— start of INFORMATION PROVIDED —

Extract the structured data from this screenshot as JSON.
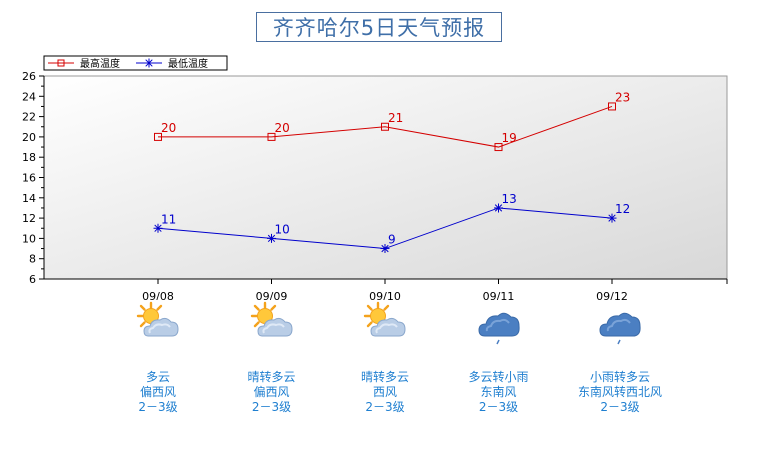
{
  "title": "齐齐哈尔5日天气预报",
  "legend": {
    "high_label": "最高温度",
    "low_label": "最低温度"
  },
  "colors": {
    "high": "#d40000",
    "low": "#0000cc",
    "title": "#3f6fa8",
    "forecast_text": "#1f7fd0",
    "plot_bg_top": "#ffffff",
    "plot_bg_bottom": "#d8d8d8"
  },
  "chart_data": {
    "type": "line",
    "x": [
      "09/08",
      "09/09",
      "09/10",
      "09/11",
      "09/12"
    ],
    "series": [
      {
        "name": "最高温度",
        "values": [
          20,
          20,
          21,
          19,
          23
        ],
        "marker": "square"
      },
      {
        "name": "最低温度",
        "values": [
          11,
          10,
          9,
          13,
          12
        ],
        "marker": "star"
      }
    ],
    "yticks": [
      6,
      8,
      10,
      12,
      14,
      16,
      18,
      20,
      22,
      24,
      26
    ],
    "ylim": [
      6,
      26
    ],
    "xlim": [
      -1,
      4.5
    ],
    "grid": false,
    "legend_position": "top-left"
  },
  "forecast": [
    {
      "date": "09/08",
      "icon": "partly-cloudy-icon",
      "weather": "多云",
      "wind_dir": "偏西风",
      "wind_level": "2－3级"
    },
    {
      "date": "09/09",
      "icon": "partly-cloudy-icon",
      "weather": "晴转多云",
      "wind_dir": "偏西风",
      "wind_level": "2－3级"
    },
    {
      "date": "09/10",
      "icon": "partly-cloudy-icon",
      "weather": "晴转多云",
      "wind_dir": "西风",
      "wind_level": "2－3级"
    },
    {
      "date": "09/11",
      "icon": "rain-cloud-icon",
      "weather": "多云转小雨",
      "wind_dir": "东南风",
      "wind_level": "2－3级"
    },
    {
      "date": "09/12",
      "icon": "rain-cloud-icon",
      "weather": "小雨转多云",
      "wind_dir": "东南风转西北风",
      "wind_level": "2－3级"
    }
  ]
}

— end of INFORMATION PROVIDED —

DIRECTIVE
Please write out all the data again word for word, but not the pictures.

RESPONSE TO THE EXERCISE
Extract the structured data from this screenshot as JSON.
{
  "title": "齐齐哈尔5日天气预报",
  "legend": {
    "high_label": "最高温度",
    "low_label": "最低温度"
  },
  "colors": {
    "high": "#d40000",
    "low": "#0000cc",
    "title": "#3f6fa8",
    "forecast_text": "#1f7fd0",
    "plot_bg_top": "#ffffff",
    "plot_bg_bottom": "#d8d8d8"
  },
  "chart_data": {
    "type": "line",
    "x": [
      "09/08",
      "09/09",
      "09/10",
      "09/11",
      "09/12"
    ],
    "series": [
      {
        "name": "最高温度",
        "values": [
          20,
          20,
          21,
          19,
          23
        ],
        "marker": "square"
      },
      {
        "name": "最低温度",
        "values": [
          11,
          10,
          9,
          13,
          12
        ],
        "marker": "star"
      }
    ],
    "yticks": [
      6,
      8,
      10,
      12,
      14,
      16,
      18,
      20,
      22,
      24,
      26
    ],
    "ylim": [
      6,
      26
    ],
    "xlim": [
      -1,
      4.5
    ],
    "grid": false,
    "legend_position": "top-left"
  },
  "forecast": [
    {
      "date": "09/08",
      "icon": "partly-cloudy-icon",
      "weather": "多云",
      "wind_dir": "偏西风",
      "wind_level": "2－3级"
    },
    {
      "date": "09/09",
      "icon": "partly-cloudy-icon",
      "weather": "晴转多云",
      "wind_dir": "偏西风",
      "wind_level": "2－3级"
    },
    {
      "date": "09/10",
      "icon": "partly-cloudy-icon",
      "weather": "晴转多云",
      "wind_dir": "西风",
      "wind_level": "2－3级"
    },
    {
      "date": "09/11",
      "icon": "rain-cloud-icon",
      "weather": "多云转小雨",
      "wind_dir": "东南风",
      "wind_level": "2－3级"
    },
    {
      "date": "09/12",
      "icon": "rain-cloud-icon",
      "weather": "小雨转多云",
      "wind_dir": "东南风转西北风",
      "wind_level": "2－3级"
    }
  ]
}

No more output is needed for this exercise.